• **Aim of the exercise**
All lines below must be repeated exactly, with the pictures omitted.

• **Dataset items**

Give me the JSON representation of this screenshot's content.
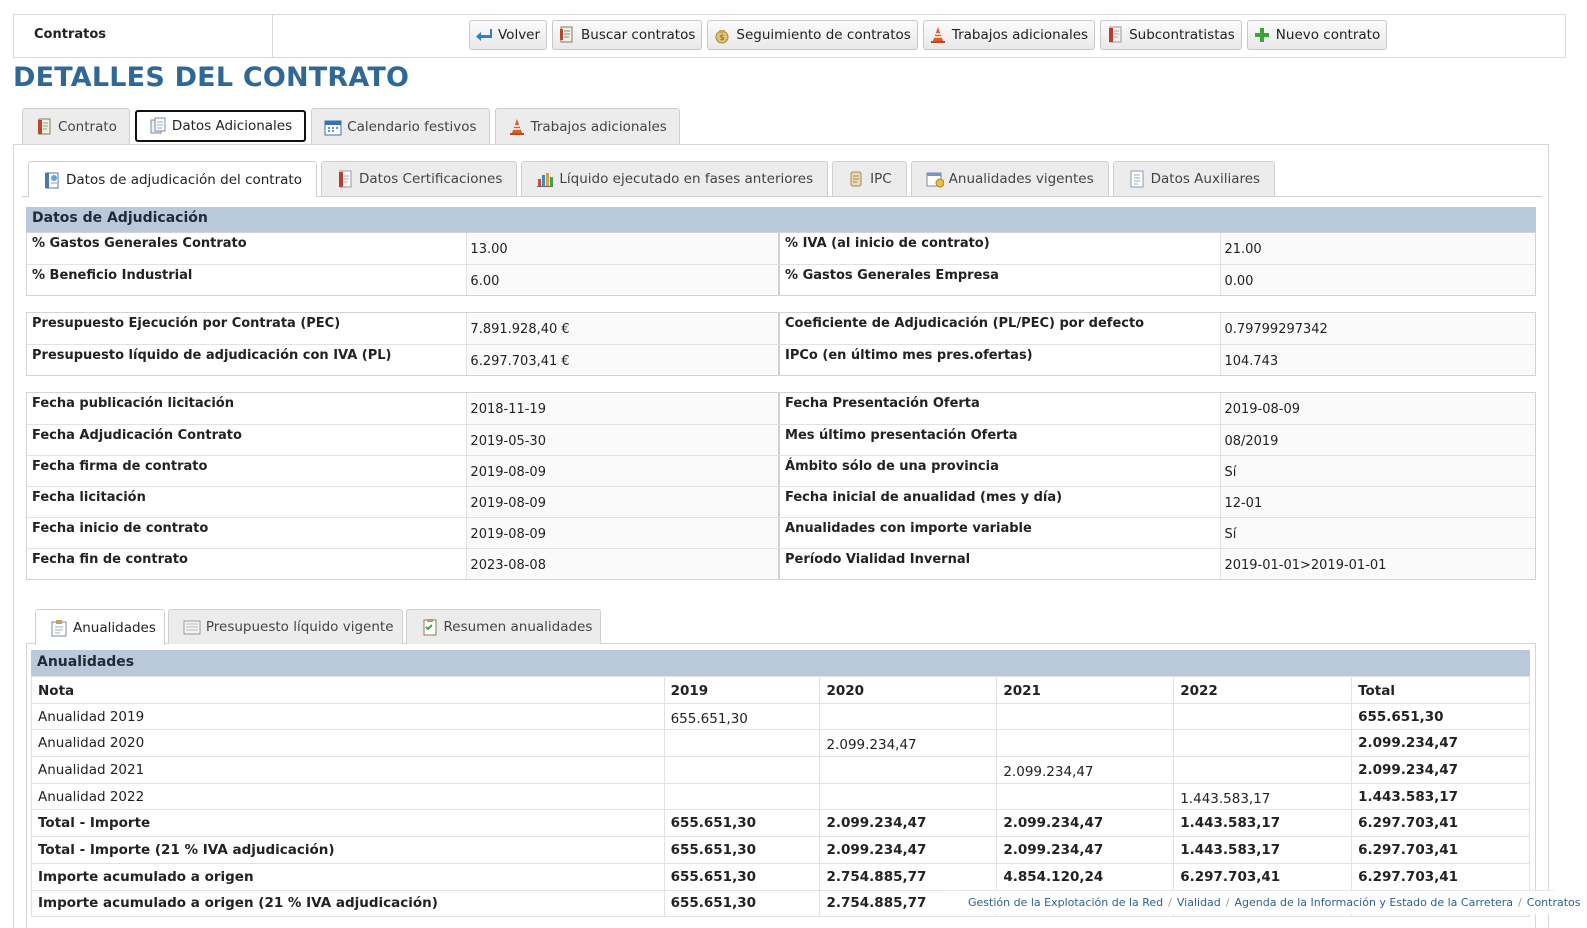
{
  "breadcrumb_section": "Contratos",
  "toolbar": [
    {
      "label": "Volver",
      "icon": "arrow-back-icon"
    },
    {
      "label": "Buscar contratos",
      "icon": "document-search-icon"
    },
    {
      "label": "Seguimiento de contratos",
      "icon": "money-bag-icon"
    },
    {
      "label": "Trabajos adicionales",
      "icon": "traffic-cone-icon"
    },
    {
      "label": "Subcontratistas",
      "icon": "document-red-icon"
    },
    {
      "label": "Nuevo contrato",
      "icon": "plus-icon"
    }
  ],
  "page_title": "DETALLES DEL CONTRATO",
  "main_tabs": [
    {
      "label": "Contrato",
      "active": false
    },
    {
      "label": "Datos Adicionales",
      "active": true
    },
    {
      "label": "Calendario festivos",
      "active": false
    },
    {
      "label": "Trabajos adicionales",
      "active": false
    }
  ],
  "sub_tabs": [
    {
      "label": "Datos de adjudicación del contrato",
      "active": true
    },
    {
      "label": "Datos Certificaciones",
      "active": false
    },
    {
      "label": "Líquido ejecutado en fases anteriores",
      "active": false
    },
    {
      "label": "IPC",
      "active": false
    },
    {
      "label": "Anualidades vigentes",
      "active": false
    },
    {
      "label": "Datos Auxiliares",
      "active": false
    }
  ],
  "adjudicacion": {
    "title": "Datos de Adjudicación",
    "group1": [
      [
        "% Gastos Generales Contrato",
        "13.00",
        "% IVA (al inicio de contrato)",
        "21.00"
      ],
      [
        "% Beneficio Industrial",
        "6.00",
        "% Gastos Generales Empresa",
        "0.00"
      ]
    ],
    "group2": [
      [
        "Presupuesto Ejecución por Contrata (PEC)",
        "7.891.928,40 €",
        "Coeficiente de Adjudicación (PL/PEC) por defecto",
        "0.79799297342"
      ],
      [
        "Presupuesto líquido de adjudicación con IVA (PL)",
        "6.297.703,41 €",
        "IPCo (en último mes pres.ofertas)",
        "104.743"
      ]
    ],
    "group3": [
      [
        "Fecha publicación licitación",
        "2018-11-19",
        "Fecha Presentación Oferta",
        "2019-08-09"
      ],
      [
        "Fecha Adjudicación Contrato",
        "2019-05-30",
        "Mes último presentación Oferta",
        "08/2019"
      ],
      [
        "Fecha firma de contrato",
        "2019-08-09",
        "Ámbito sólo de una provincia",
        "Sí"
      ],
      [
        "Fecha licitación",
        "2019-08-09",
        "Fecha inicial de anualidad (mes y día)",
        "12-01"
      ],
      [
        "Fecha inicio de contrato",
        "2019-08-09",
        "Anualidades con importe variable",
        "Sí"
      ],
      [
        "Fecha fin de contrato",
        "2023-08-08",
        "Período Vialidad Invernal",
        "2019-01-01>2019-01-01"
      ]
    ]
  },
  "bottom_tabs": [
    {
      "label": "Anualidades",
      "active": true
    },
    {
      "label": "Presupuesto líquido vigente",
      "active": false
    },
    {
      "label": "Resumen anualidades",
      "active": false
    }
  ],
  "anualidades": {
    "title": "Anualidades",
    "columns": [
      "Nota",
      "2019",
      "2020",
      "2021",
      "2022",
      "Total"
    ],
    "rows": [
      {
        "bold": false,
        "cells": [
          "Anualidad 2019",
          "655.651,30",
          "",
          "",
          "",
          "655.651,30"
        ]
      },
      {
        "bold": false,
        "cells": [
          "Anualidad 2020",
          "",
          "2.099.234,47",
          "",
          "",
          "2.099.234,47"
        ]
      },
      {
        "bold": false,
        "cells": [
          "Anualidad 2021",
          "",
          "",
          "2.099.234,47",
          "",
          "2.099.234,47"
        ]
      },
      {
        "bold": false,
        "cells": [
          "Anualidad 2022",
          "",
          "",
          "",
          "1.443.583,17",
          "1.443.583,17"
        ]
      },
      {
        "bold": true,
        "cells": [
          "Total - Importe",
          "655.651,30",
          "2.099.234,47",
          "2.099.234,47",
          "1.443.583,17",
          "6.297.703,41"
        ]
      },
      {
        "bold": true,
        "cells": [
          "Total - Importe (21 % IVA adjudicación)",
          "655.651,30",
          "2.099.234,47",
          "2.099.234,47",
          "1.443.583,17",
          "6.297.703,41"
        ]
      },
      {
        "bold": true,
        "cells": [
          "Importe acumulado a origen",
          "655.651,30",
          "2.754.885,77",
          "4.854.120,24",
          "6.297.703,41",
          "6.297.703,41"
        ]
      },
      {
        "bold": true,
        "cells": [
          "Importe acumulado a origen (21 % IVA adjudicación)",
          "655.651,30",
          "2.754.885,77",
          "",
          "",
          ""
        ]
      }
    ]
  },
  "footer_breadcrumb": [
    "Gestión de la Explotación de la Red",
    "Vialidad",
    "Agenda de la Información y Estado de la Carretera",
    "Contratos"
  ]
}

• **Solution to the exercise**
Give me the JSON representation of this screenshot's content.
{
  "breadcrumb_section": "Contratos",
  "toolbar": [
    {
      "label": "Volver",
      "icon": "arrow-back-icon"
    },
    {
      "label": "Buscar contratos",
      "icon": "document-search-icon"
    },
    {
      "label": "Seguimiento de contratos",
      "icon": "money-bag-icon"
    },
    {
      "label": "Trabajos adicionales",
      "icon": "traffic-cone-icon"
    },
    {
      "label": "Subcontratistas",
      "icon": "document-red-icon"
    },
    {
      "label": "Nuevo contrato",
      "icon": "plus-icon"
    }
  ],
  "page_title": "DETALLES DEL CONTRATO",
  "main_tabs": [
    {
      "label": "Contrato",
      "active": false
    },
    {
      "label": "Datos Adicionales",
      "active": true
    },
    {
      "label": "Calendario festivos",
      "active": false
    },
    {
      "label": "Trabajos adicionales",
      "active": false
    }
  ],
  "sub_tabs": [
    {
      "label": "Datos de adjudicación del contrato",
      "active": true
    },
    {
      "label": "Datos Certificaciones",
      "active": false
    },
    {
      "label": "Líquido ejecutado en fases anteriores",
      "active": false
    },
    {
      "label": "IPC",
      "active": false
    },
    {
      "label": "Anualidades vigentes",
      "active": false
    },
    {
      "label": "Datos Auxiliares",
      "active": false
    }
  ],
  "adjudicacion": {
    "title": "Datos de Adjudicación",
    "group1": [
      [
        "% Gastos Generales Contrato",
        "13.00",
        "% IVA (al inicio de contrato)",
        "21.00"
      ],
      [
        "% Beneficio Industrial",
        "6.00",
        "% Gastos Generales Empresa",
        "0.00"
      ]
    ],
    "group2": [
      [
        "Presupuesto Ejecución por Contrata (PEC)",
        "7.891.928,40 €",
        "Coeficiente de Adjudicación (PL/PEC) por defecto",
        "0.79799297342"
      ],
      [
        "Presupuesto líquido de adjudicación con IVA (PL)",
        "6.297.703,41 €",
        "IPCo (en último mes pres.ofertas)",
        "104.743"
      ]
    ],
    "group3": [
      [
        "Fecha publicación licitación",
        "2018-11-19",
        "Fecha Presentación Oferta",
        "2019-08-09"
      ],
      [
        "Fecha Adjudicación Contrato",
        "2019-05-30",
        "Mes último presentación Oferta",
        "08/2019"
      ],
      [
        "Fecha firma de contrato",
        "2019-08-09",
        "Ámbito sólo de una provincia",
        "Sí"
      ],
      [
        "Fecha licitación",
        "2019-08-09",
        "Fecha inicial de anualidad (mes y día)",
        "12-01"
      ],
      [
        "Fecha inicio de contrato",
        "2019-08-09",
        "Anualidades con importe variable",
        "Sí"
      ],
      [
        "Fecha fin de contrato",
        "2023-08-08",
        "Período Vialidad Invernal",
        "2019-01-01>2019-01-01"
      ]
    ]
  },
  "bottom_tabs": [
    {
      "label": "Anualidades",
      "active": true
    },
    {
      "label": "Presupuesto líquido vigente",
      "active": false
    },
    {
      "label": "Resumen anualidades",
      "active": false
    }
  ],
  "anualidades": {
    "title": "Anualidades",
    "columns": [
      "Nota",
      "2019",
      "2020",
      "2021",
      "2022",
      "Total"
    ],
    "rows": [
      {
        "bold": false,
        "cells": [
          "Anualidad 2019",
          "655.651,30",
          "",
          "",
          "",
          "655.651,30"
        ]
      },
      {
        "bold": false,
        "cells": [
          "Anualidad 2020",
          "",
          "2.099.234,47",
          "",
          "",
          "2.099.234,47"
        ]
      },
      {
        "bold": false,
        "cells": [
          "Anualidad 2021",
          "",
          "",
          "2.099.234,47",
          "",
          "2.099.234,47"
        ]
      },
      {
        "bold": false,
        "cells": [
          "Anualidad 2022",
          "",
          "",
          "",
          "1.443.583,17",
          "1.443.583,17"
        ]
      },
      {
        "bold": true,
        "cells": [
          "Total - Importe",
          "655.651,30",
          "2.099.234,47",
          "2.099.234,47",
          "1.443.583,17",
          "6.297.703,41"
        ]
      },
      {
        "bold": true,
        "cells": [
          "Total - Importe (21 % IVA adjudicación)",
          "655.651,30",
          "2.099.234,47",
          "2.099.234,47",
          "1.443.583,17",
          "6.297.703,41"
        ]
      },
      {
        "bold": true,
        "cells": [
          "Importe acumulado a origen",
          "655.651,30",
          "2.754.885,77",
          "4.854.120,24",
          "6.297.703,41",
          "6.297.703,41"
        ]
      },
      {
        "bold": true,
        "cells": [
          "Importe acumulado a origen (21 % IVA adjudicación)",
          "655.651,30",
          "2.754.885,77",
          "",
          "",
          ""
        ]
      }
    ]
  },
  "footer_breadcrumb": [
    "Gestión de la Explotación de la Red",
    "Vialidad",
    "Agenda de la Información y Estado de la Carretera",
    "Contratos"
  ]
}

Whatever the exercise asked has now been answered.